■ Instructions to follow
Where a line contains the string "wear", copy that line.

■ The input

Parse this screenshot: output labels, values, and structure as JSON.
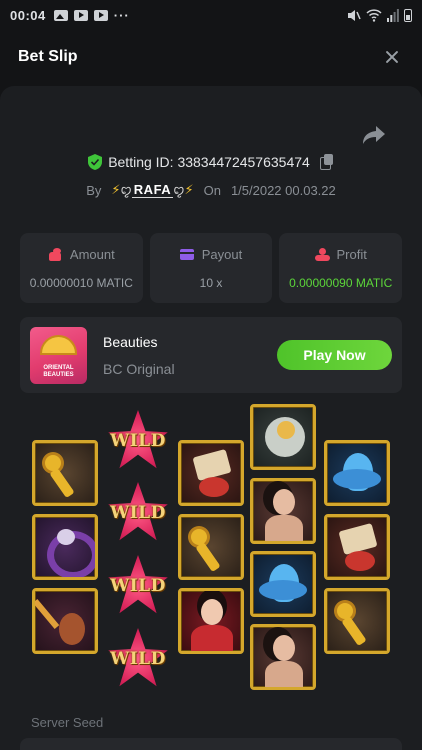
{
  "status_bar": {
    "time": "00:04",
    "dots": "···"
  },
  "header": {
    "title": "Bet Slip"
  },
  "bet": {
    "betting_id_label": "Betting ID: 338344724576354​74",
    "by_label": "By",
    "user": "RAFA",
    "on_label": "On",
    "date": "1/5/2022 00.03.22"
  },
  "stats": {
    "amount": {
      "label": "Amount",
      "value": "0.00000010 MATIC"
    },
    "payout": {
      "label": "Payout",
      "value": "10 x"
    },
    "profit": {
      "label": "Profit",
      "value": "0.00000090 MATIC"
    }
  },
  "game": {
    "thumb_text": "ORIENTAL BEAUTIES",
    "name": "Beauties",
    "provider": "BC Original",
    "play_label": "Play Now"
  },
  "reels": {
    "wild_label": "WILD",
    "columns": [
      [
        "key",
        "ring",
        "lute"
      ],
      [
        "wild",
        "wild",
        "wild",
        "wild"
      ],
      [
        "scroll",
        "key",
        "lady-red"
      ],
      [
        "fan",
        "lady",
        "lotus",
        "lady"
      ],
      [
        "lotus",
        "scroll",
        "key"
      ]
    ]
  },
  "footer": {
    "server_seed_label": "Server Seed"
  },
  "colors": {
    "accent_green": "#5cd63a",
    "wild_pink": "#d8235a",
    "gold_border": "#d4a72c"
  }
}
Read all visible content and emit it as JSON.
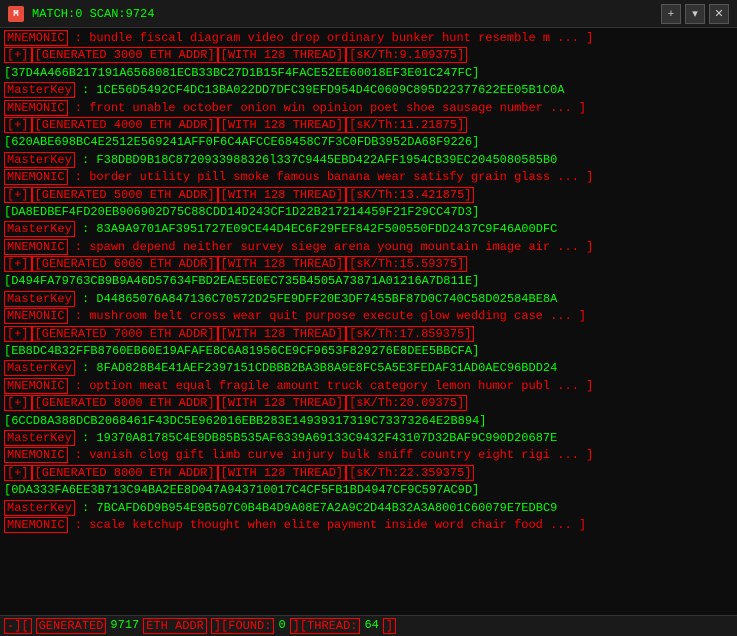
{
  "titlebar": {
    "icon": "M",
    "title": "MATCH:0 SCAN:9724",
    "close_btn": "✕",
    "new_btn": "+",
    "menu_btn": "▾"
  },
  "blocks": [
    {
      "mnemonic": "MNEMONIC : bundle fiscal diagram video drop ordinary bunker hunt resemble m ... ]",
      "generated": "[+][GENERATED 3000 ETH ADDR][WITH 128 THREAD][sK/Th:9.109375]",
      "addr": "[37D4A466B217191A6568081ECB33BC27D1B15F4FACE52EE60018EF3E01C247FC]",
      "masterkey": "MasterKey :  1CE56D5492CF4DC13BA022DD7DFC39EFD954D4C0609C895D22377622EE05B1C0A"
    },
    {
      "mnemonic": "MNEMONIC : front unable october onion win opinion poet shoe sausage number ... ]",
      "generated": "[+][GENERATED 4000 ETH ADDR][WITH 128 THREAD][sK/Th:11.21875]",
      "addr": "[620ABE698BC4E2512E569241AFF0F6C4AFCCE68458C7F3C0FDB3952DA68F9226]",
      "masterkey": "MasterKey :  F38DBD9B18C8720933988326l337C9445EBD422AFF1954CB39EC2045080585B0"
    },
    {
      "mnemonic": "MNEMONIC : border utility pill smoke famous banana wear satisfy grain glass ... ]",
      "generated": "[+][GENERATED 5000 ETH ADDR][WITH 128 THREAD][sK/Th:13.421875]",
      "addr": "[DA8EDBEF4FD20EB906902D75C88CDD14D243CF1D22B217214459F21F29CC47D3]",
      "masterkey": "MasterKey :  83A9A9701AF3951727E09CE44D4EC6F29FEF842F500550FDD2437C9F46A00DFC"
    },
    {
      "mnemonic": "MNEMONIC : spawn depend neither survey siege arena young mountain image air ... ]",
      "generated": "[+][GENERATED 6000 ETH ADDR][WITH 128 THREAD][sK/Th:15.59375]",
      "addr": "[D494FA79763CB9B9A46D57634FBD2EAE5E0EC735B4505A73871A01216A7D811E]",
      "masterkey": "MasterKey :  D44865076A847136C70572D25FE9DFF20E3DF7455BF87D0C740C58D02584BE8A"
    },
    {
      "mnemonic": "MNEMONIC : mushroom belt cross wear quit purpose execute glow wedding case ... ]",
      "generated": "[+][GENERATED 7000 ETH ADDR][WITH 128 THREAD][sK/Th:17.859375]",
      "addr": "[EB8DC4B32FFB8760EB60E19AFAFE8C6A81956CE9CF9653F829276E8DEE5BBCFA]",
      "masterkey": "MasterKey :  8FAD828B4E41AEF2397151CDBBB2BA3B8A9E8FC5A5E3FEDAF31AD0AEC96BDD24"
    },
    {
      "mnemonic": "MNEMONIC : option meat equal fragile amount truck category lemon humor publ ... ]",
      "generated": "[+][GENERATED 8000 ETH ADDR][WITH 128 THREAD][sK/Th:20.09375]",
      "addr": "[6CCD8A388DCB2068461F43DC5E962016EBB283E14939317319C73373264E2B894]",
      "masterkey": "MasterKey :  19370A81785C4E9DB85B535AF6339A69133C9432F43107D32BAF9C990D20687E"
    },
    {
      "mnemonic": "MNEMONIC : vanish clog gift limb curve injury bulk sniff country eight rigi ... ]",
      "generated": "[+][GENERATED 8000 ETH ADDR][WITH 128 THREAD][sK/Th:22.359375]",
      "addr": "[0DA333FA6EE3B713C94BA2EE8D047A943710017C4CF5FB1BD4947CF9C597AC9D]",
      "masterkey": "MasterKey :  7BCAFD6D9B954E9B507C0B4B4D9A08E7A2A9C2D44B32A3A8001C60079E7EDBC9"
    },
    {
      "mnemonic": "MNEMONIC : scale ketchup thought when elite payment inside word chair food ... ]",
      "generated": "",
      "addr": "",
      "masterkey": ""
    }
  ],
  "statusbar": {
    "minus_label": "-][",
    "generated_label": " GENERATED",
    "scan_num": "9717",
    "eth_label": " ETH ADDR ",
    "found_label": "][FOUND:",
    "found_val": "0",
    "thread_label": "][THREAD:",
    "thread_val": "64",
    "end_bracket": "]"
  }
}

■ Answer to the problem
      "mnemonic": "MNEMONIC : border utility pill smoke famous banana wear satisfy grain glass ... ]",
      "mnemonic": "MNEMONIC : mushroom belt cross wear quit purpose execute glow wedding case ... ]",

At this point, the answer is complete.